(Entries from a dataset)
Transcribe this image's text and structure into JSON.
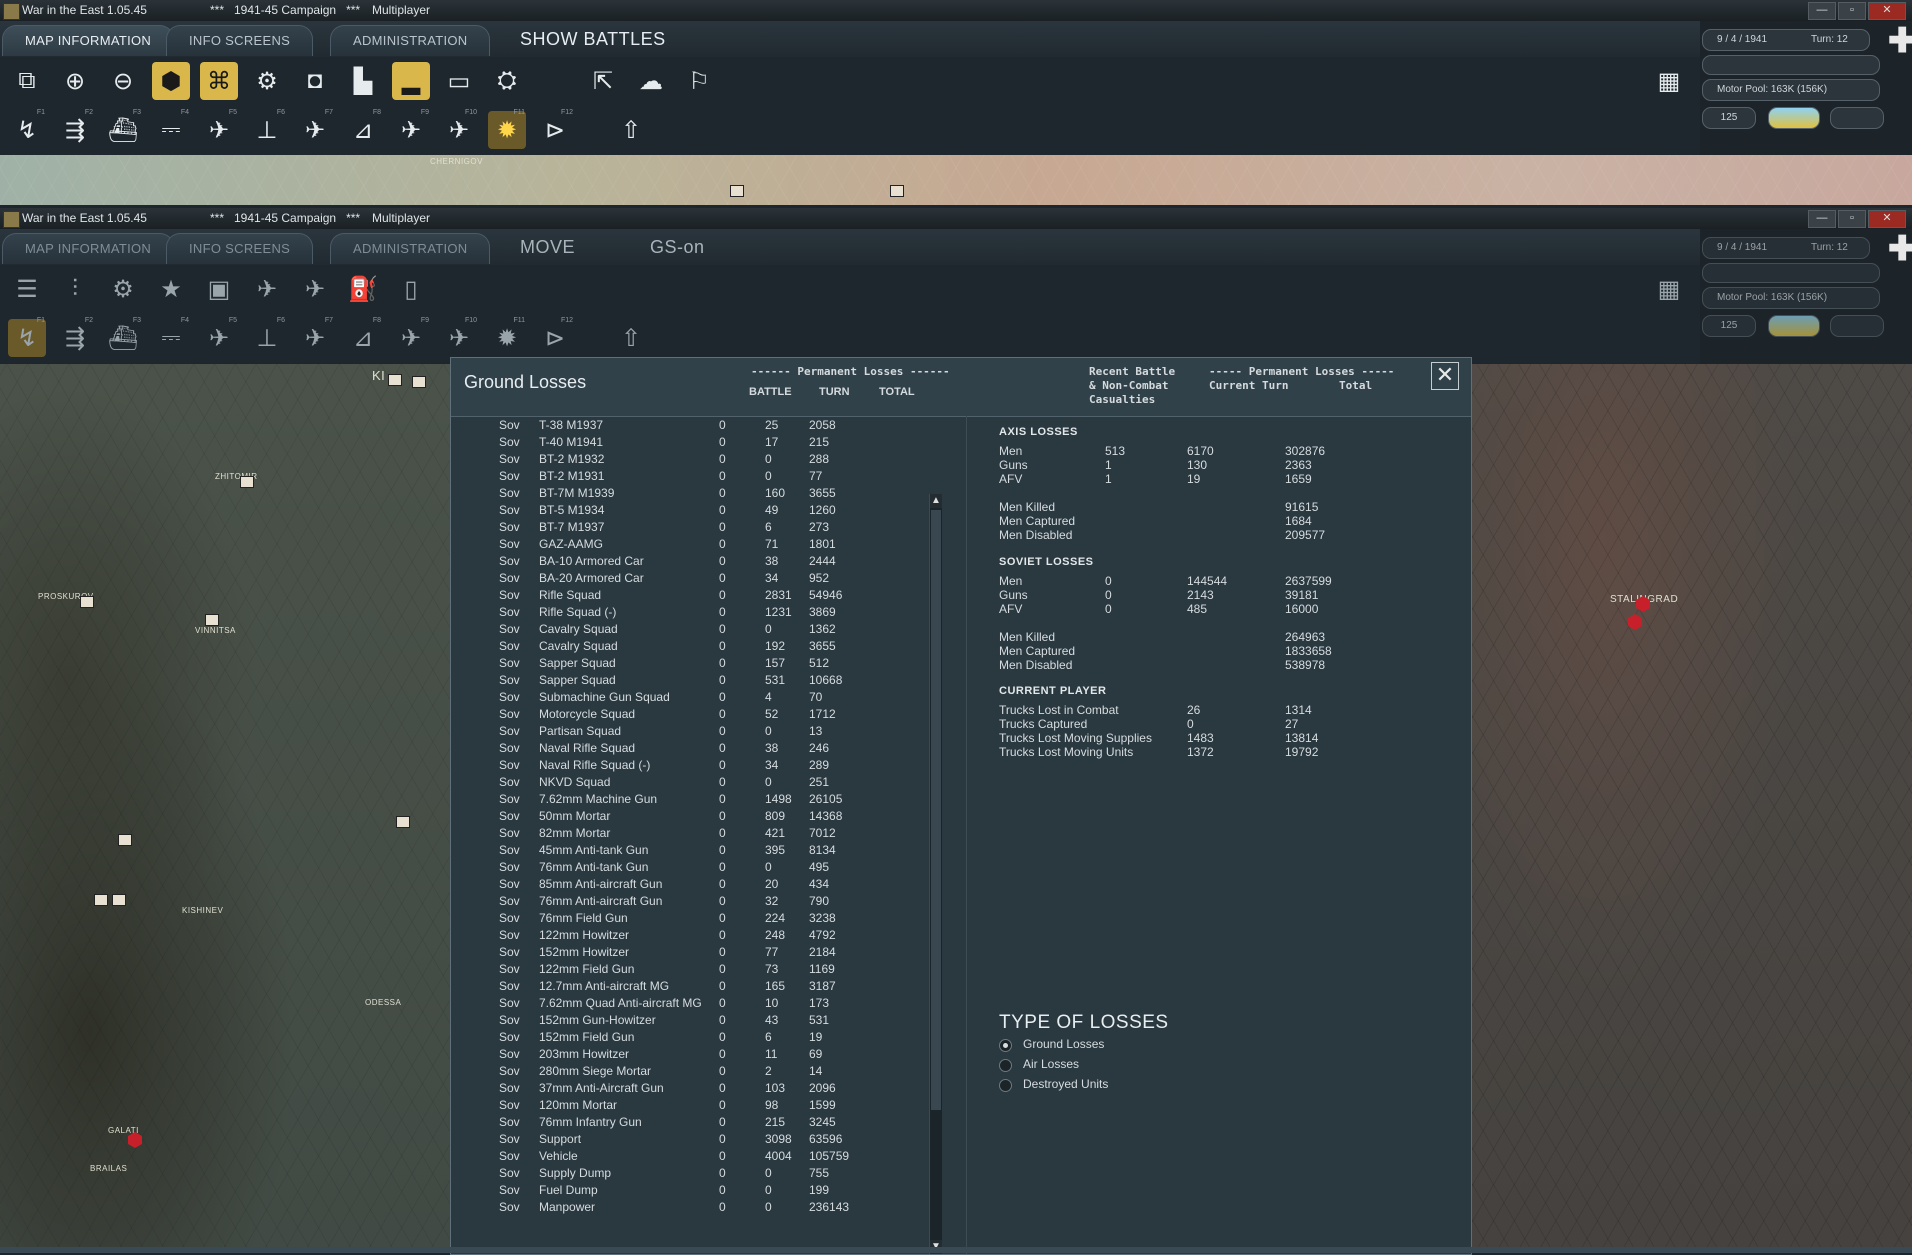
{
  "window": {
    "app": "War in the East 1.05.45",
    "campaign": "***   1941-45 Campaign   ***",
    "mode": "Multiplayer",
    "btn_min": "—",
    "btn_max": "▫",
    "btn_close": "✕"
  },
  "top_bar": {
    "tabs": [
      "MAP INFORMATION",
      "INFO SCREENS",
      "ADMINISTRATION"
    ],
    "action": "SHOW BATTLES"
  },
  "second_bar": {
    "tabs": [
      "MAP INFORMATION",
      "INFO SCREENS",
      "ADMINISTRATION"
    ],
    "action1": "MOVE",
    "action2": "GS-on"
  },
  "fkeys": [
    "F1",
    "F2",
    "F3",
    "F4",
    "F5",
    "F6",
    "F7",
    "F8",
    "F9",
    "F10",
    "F11",
    "F12"
  ],
  "status": {
    "date": "9 / 4 / 1941",
    "turn": "Turn: 12",
    "motor_pool": "Motor Pool:  163K (156K)",
    "count": "125"
  },
  "map": {
    "cities": [
      "CHERNIGOV",
      "ZHITOMIR",
      "PROSKUROV",
      "VINNITSA",
      "KISHINEV",
      "ODESSA",
      "GALATI",
      "BRAILAS",
      "STALINGRAD",
      "KI"
    ]
  },
  "dialog": {
    "title": "Ground Losses",
    "close": "✕",
    "perm_header": "------ Permanent Losses ------",
    "col_battle": "BATTLE",
    "col_turn": "TURN",
    "col_total": "TOTAL",
    "recent_1": "Recent Battle",
    "recent_2": "& Non-Combat",
    "recent_3": "Casualties",
    "perm_header2": "----- Permanent Losses -----",
    "col_current": "Current Turn",
    "col_total2": "Total",
    "rows": [
      [
        "Sov",
        "T-38 M1937",
        "0",
        "25",
        "2058"
      ],
      [
        "Sov",
        "T-40 M1941",
        "0",
        "17",
        "215"
      ],
      [
        "Sov",
        "BT-2 M1932",
        "0",
        "0",
        "288"
      ],
      [
        "Sov",
        "BT-2 M1931",
        "0",
        "0",
        "77"
      ],
      [
        "Sov",
        "BT-7M M1939",
        "0",
        "160",
        "3655"
      ],
      [
        "Sov",
        "BT-5 M1934",
        "0",
        "49",
        "1260"
      ],
      [
        "Sov",
        "BT-7 M1937",
        "0",
        "6",
        "273"
      ],
      [
        "Sov",
        "GAZ-AAMG",
        "0",
        "71",
        "1801"
      ],
      [
        "Sov",
        "BA-10 Armored Car",
        "0",
        "38",
        "2444"
      ],
      [
        "Sov",
        "BA-20 Armored Car",
        "0",
        "34",
        "952"
      ],
      [
        "Sov",
        "Rifle Squad",
        "0",
        "2831",
        "54946"
      ],
      [
        "Sov",
        "Rifle Squad (-)",
        "0",
        "1231",
        "3869"
      ],
      [
        "Sov",
        "Cavalry Squad",
        "0",
        "0",
        "1362"
      ],
      [
        "Sov",
        "Cavalry Squad",
        "0",
        "192",
        "3655"
      ],
      [
        "Sov",
        "Sapper Squad",
        "0",
        "157",
        "512"
      ],
      [
        "Sov",
        "Sapper Squad",
        "0",
        "531",
        "10668"
      ],
      [
        "Sov",
        "Submachine Gun Squad",
        "0",
        "4",
        "70"
      ],
      [
        "Sov",
        "Motorcycle Squad",
        "0",
        "52",
        "1712"
      ],
      [
        "Sov",
        "Partisan Squad",
        "0",
        "0",
        "13"
      ],
      [
        "Sov",
        "Naval Rifle Squad",
        "0",
        "38",
        "246"
      ],
      [
        "Sov",
        "Naval Rifle Squad (-)",
        "0",
        "34",
        "289"
      ],
      [
        "Sov",
        "NKVD Squad",
        "0",
        "0",
        "251"
      ],
      [
        "Sov",
        "7.62mm Machine Gun",
        "0",
        "1498",
        "26105"
      ],
      [
        "Sov",
        "50mm Mortar",
        "0",
        "809",
        "14368"
      ],
      [
        "Sov",
        "82mm Mortar",
        "0",
        "421",
        "7012"
      ],
      [
        "Sov",
        "45mm Anti-tank Gun",
        "0",
        "395",
        "8134"
      ],
      [
        "Sov",
        "76mm Anti-tank Gun",
        "0",
        "0",
        "495"
      ],
      [
        "Sov",
        "85mm Anti-aircraft Gun",
        "0",
        "20",
        "434"
      ],
      [
        "Sov",
        "76mm Anti-aircraft Gun",
        "0",
        "32",
        "790"
      ],
      [
        "Sov",
        "76mm Field Gun",
        "0",
        "224",
        "3238"
      ],
      [
        "Sov",
        "122mm Howitzer",
        "0",
        "248",
        "4792"
      ],
      [
        "Sov",
        "152mm Howitzer",
        "0",
        "77",
        "2184"
      ],
      [
        "Sov",
        "122mm Field Gun",
        "0",
        "73",
        "1169"
      ],
      [
        "Sov",
        "12.7mm Anti-aircraft MG",
        "0",
        "165",
        "3187"
      ],
      [
        "Sov",
        "7.62mm Quad Anti-aircraft MG",
        "0",
        "10",
        "173"
      ],
      [
        "Sov",
        "152mm Gun-Howitzer",
        "0",
        "43",
        "531"
      ],
      [
        "Sov",
        "152mm Field Gun",
        "0",
        "6",
        "19"
      ],
      [
        "Sov",
        "203mm Howitzer",
        "0",
        "11",
        "69"
      ],
      [
        "Sov",
        "280mm Siege Mortar",
        "0",
        "2",
        "14"
      ],
      [
        "Sov",
        "37mm Anti-Aircraft Gun",
        "0",
        "103",
        "2096"
      ],
      [
        "Sov",
        "120mm Mortar",
        "0",
        "98",
        "1599"
      ],
      [
        "Sov",
        "76mm Infantry Gun",
        "0",
        "215",
        "3245"
      ],
      [
        "Sov",
        "Support",
        "0",
        "3098",
        "63596"
      ],
      [
        "Sov",
        "Vehicle",
        "0",
        "4004",
        "105759"
      ],
      [
        "Sov",
        "Supply Dump",
        "0",
        "0",
        "755"
      ],
      [
        "Sov",
        "Fuel Dump",
        "0",
        "0",
        "199"
      ],
      [
        "Sov",
        "Manpower",
        "0",
        "0",
        "236143"
      ]
    ],
    "axis": {
      "title": "AXIS LOSSES",
      "rows": [
        [
          "Men",
          "513",
          "6170",
          "302876"
        ],
        [
          "Guns",
          "1",
          "130",
          "2363"
        ],
        [
          "AFV",
          "1",
          "19",
          "1659"
        ]
      ],
      "detail": [
        [
          "Men Killed",
          "91615"
        ],
        [
          "Men Captured",
          "1684"
        ],
        [
          "Men Disabled",
          "209577"
        ]
      ]
    },
    "soviet": {
      "title": "SOVIET LOSSES",
      "rows": [
        [
          "Men",
          "0",
          "144544",
          "2637599"
        ],
        [
          "Guns",
          "0",
          "2143",
          "39181"
        ],
        [
          "AFV",
          "0",
          "485",
          "16000"
        ]
      ],
      "detail": [
        [
          "Men Killed",
          "264963"
        ],
        [
          "Men Captured",
          "1833658"
        ],
        [
          "Men Disabled",
          "538978"
        ]
      ]
    },
    "player": {
      "title": "CURRENT PLAYER",
      "rows": [
        [
          "Trucks Lost in Combat",
          "26",
          "1314"
        ],
        [
          "Trucks Captured",
          "0",
          "27"
        ],
        [
          "Trucks Lost Moving Supplies",
          "1483",
          "13814"
        ],
        [
          "Trucks Lost Moving Units",
          "1372",
          "19792"
        ]
      ]
    },
    "type_title": "TYPE OF LOSSES",
    "types": [
      "Ground Losses",
      "Air Losses",
      "Destroyed Units"
    ],
    "selected_type": "Ground Losses"
  },
  "colors": {
    "highlight": "#d9b74a",
    "panel": "#2a3840",
    "header": "#31414a"
  }
}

PROBLEM TO WORK ON:
Print the records word for word and exclude any picture they hold.

EXPECTED OUTPUT:
Transcribe this image's text and structure into JSON.
{
  "window": {
    "app": "War in the East 1.05.45",
    "campaign": "***   1941-45 Campaign   ***",
    "mode": "Multiplayer",
    "btn_min": "—",
    "btn_max": "▫",
    "btn_close": "✕"
  },
  "top_bar": {
    "tabs": [
      "MAP INFORMATION",
      "INFO SCREENS",
      "ADMINISTRATION"
    ],
    "action": "SHOW BATTLES"
  },
  "second_bar": {
    "tabs": [
      "MAP INFORMATION",
      "INFO SCREENS",
      "ADMINISTRATION"
    ],
    "action1": "MOVE",
    "action2": "GS-on"
  },
  "fkeys": [
    "F1",
    "F2",
    "F3",
    "F4",
    "F5",
    "F6",
    "F7",
    "F8",
    "F9",
    "F10",
    "F11",
    "F12"
  ],
  "status": {
    "date": "9 / 4 / 1941",
    "turn": "Turn: 12",
    "motor_pool": "Motor Pool:  163K (156K)",
    "count": "125"
  },
  "map": {
    "cities": [
      "CHERNIGOV",
      "ZHITOMIR",
      "PROSKUROV",
      "VINNITSA",
      "KISHINEV",
      "ODESSA",
      "GALATI",
      "BRAILAS",
      "STALINGRAD",
      "KI"
    ]
  },
  "dialog": {
    "title": "Ground Losses",
    "close": "✕",
    "perm_header": "------ Permanent Losses ------",
    "col_battle": "BATTLE",
    "col_turn": "TURN",
    "col_total": "TOTAL",
    "recent_1": "Recent Battle",
    "recent_2": "& Non-Combat",
    "recent_3": "Casualties",
    "perm_header2": "----- Permanent Losses -----",
    "col_current": "Current Turn",
    "col_total2": "Total",
    "rows": [
      [
        "Sov",
        "T-38 M1937",
        "0",
        "25",
        "2058"
      ],
      [
        "Sov",
        "T-40 M1941",
        "0",
        "17",
        "215"
      ],
      [
        "Sov",
        "BT-2 M1932",
        "0",
        "0",
        "288"
      ],
      [
        "Sov",
        "BT-2 M1931",
        "0",
        "0",
        "77"
      ],
      [
        "Sov",
        "BT-7M M1939",
        "0",
        "160",
        "3655"
      ],
      [
        "Sov",
        "BT-5 M1934",
        "0",
        "49",
        "1260"
      ],
      [
        "Sov",
        "BT-7 M1937",
        "0",
        "6",
        "273"
      ],
      [
        "Sov",
        "GAZ-AAMG",
        "0",
        "71",
        "1801"
      ],
      [
        "Sov",
        "BA-10 Armored Car",
        "0",
        "38",
        "2444"
      ],
      [
        "Sov",
        "BA-20 Armored Car",
        "0",
        "34",
        "952"
      ],
      [
        "Sov",
        "Rifle Squad",
        "0",
        "2831",
        "54946"
      ],
      [
        "Sov",
        "Rifle Squad (-)",
        "0",
        "1231",
        "3869"
      ],
      [
        "Sov",
        "Cavalry Squad",
        "0",
        "0",
        "1362"
      ],
      [
        "Sov",
        "Cavalry Squad",
        "0",
        "192",
        "3655"
      ],
      [
        "Sov",
        "Sapper Squad",
        "0",
        "157",
        "512"
      ],
      [
        "Sov",
        "Sapper Squad",
        "0",
        "531",
        "10668"
      ],
      [
        "Sov",
        "Submachine Gun Squad",
        "0",
        "4",
        "70"
      ],
      [
        "Sov",
        "Motorcycle Squad",
        "0",
        "52",
        "1712"
      ],
      [
        "Sov",
        "Partisan Squad",
        "0",
        "0",
        "13"
      ],
      [
        "Sov",
        "Naval Rifle Squad",
        "0",
        "38",
        "246"
      ],
      [
        "Sov",
        "Naval Rifle Squad (-)",
        "0",
        "34",
        "289"
      ],
      [
        "Sov",
        "NKVD Squad",
        "0",
        "0",
        "251"
      ],
      [
        "Sov",
        "7.62mm Machine Gun",
        "0",
        "1498",
        "26105"
      ],
      [
        "Sov",
        "50mm Mortar",
        "0",
        "809",
        "14368"
      ],
      [
        "Sov",
        "82mm Mortar",
        "0",
        "421",
        "7012"
      ],
      [
        "Sov",
        "45mm Anti-tank Gun",
        "0",
        "395",
        "8134"
      ],
      [
        "Sov",
        "76mm Anti-tank Gun",
        "0",
        "0",
        "495"
      ],
      [
        "Sov",
        "85mm Anti-aircraft Gun",
        "0",
        "20",
        "434"
      ],
      [
        "Sov",
        "76mm Anti-aircraft Gun",
        "0",
        "32",
        "790"
      ],
      [
        "Sov",
        "76mm Field Gun",
        "0",
        "224",
        "3238"
      ],
      [
        "Sov",
        "122mm Howitzer",
        "0",
        "248",
        "4792"
      ],
      [
        "Sov",
        "152mm Howitzer",
        "0",
        "77",
        "2184"
      ],
      [
        "Sov",
        "122mm Field Gun",
        "0",
        "73",
        "1169"
      ],
      [
        "Sov",
        "12.7mm Anti-aircraft MG",
        "0",
        "165",
        "3187"
      ],
      [
        "Sov",
        "7.62mm Quad Anti-aircraft MG",
        "0",
        "10",
        "173"
      ],
      [
        "Sov",
        "152mm Gun-Howitzer",
        "0",
        "43",
        "531"
      ],
      [
        "Sov",
        "152mm Field Gun",
        "0",
        "6",
        "19"
      ],
      [
        "Sov",
        "203mm Howitzer",
        "0",
        "11",
        "69"
      ],
      [
        "Sov",
        "280mm Siege Mortar",
        "0",
        "2",
        "14"
      ],
      [
        "Sov",
        "37mm Anti-Aircraft Gun",
        "0",
        "103",
        "2096"
      ],
      [
        "Sov",
        "120mm Mortar",
        "0",
        "98",
        "1599"
      ],
      [
        "Sov",
        "76mm Infantry Gun",
        "0",
        "215",
        "3245"
      ],
      [
        "Sov",
        "Support",
        "0",
        "3098",
        "63596"
      ],
      [
        "Sov",
        "Vehicle",
        "0",
        "4004",
        "105759"
      ],
      [
        "Sov",
        "Supply Dump",
        "0",
        "0",
        "755"
      ],
      [
        "Sov",
        "Fuel Dump",
        "0",
        "0",
        "199"
      ],
      [
        "Sov",
        "Manpower",
        "0",
        "0",
        "236143"
      ]
    ],
    "axis": {
      "title": "AXIS LOSSES",
      "rows": [
        [
          "Men",
          "513",
          "6170",
          "302876"
        ],
        [
          "Guns",
          "1",
          "130",
          "2363"
        ],
        [
          "AFV",
          "1",
          "19",
          "1659"
        ]
      ],
      "detail": [
        [
          "Men Killed",
          "91615"
        ],
        [
          "Men Captured",
          "1684"
        ],
        [
          "Men Disabled",
          "209577"
        ]
      ]
    },
    "soviet": {
      "title": "SOVIET LOSSES",
      "rows": [
        [
          "Men",
          "0",
          "144544",
          "2637599"
        ],
        [
          "Guns",
          "0",
          "2143",
          "39181"
        ],
        [
          "AFV",
          "0",
          "485",
          "16000"
        ]
      ],
      "detail": [
        [
          "Men Killed",
          "264963"
        ],
        [
          "Men Captured",
          "1833658"
        ],
        [
          "Men Disabled",
          "538978"
        ]
      ]
    },
    "player": {
      "title": "CURRENT PLAYER",
      "rows": [
        [
          "Trucks Lost in Combat",
          "26",
          "1314"
        ],
        [
          "Trucks Captured",
          "0",
          "27"
        ],
        [
          "Trucks Lost Moving Supplies",
          "1483",
          "13814"
        ],
        [
          "Trucks Lost Moving Units",
          "1372",
          "19792"
        ]
      ]
    },
    "type_title": "TYPE OF LOSSES",
    "types": [
      "Ground Losses",
      "Air Losses",
      "Destroyed Units"
    ],
    "selected_type": "Ground Losses"
  },
  "colors": {
    "highlight": "#d9b74a",
    "panel": "#2a3840",
    "header": "#31414a"
  }
}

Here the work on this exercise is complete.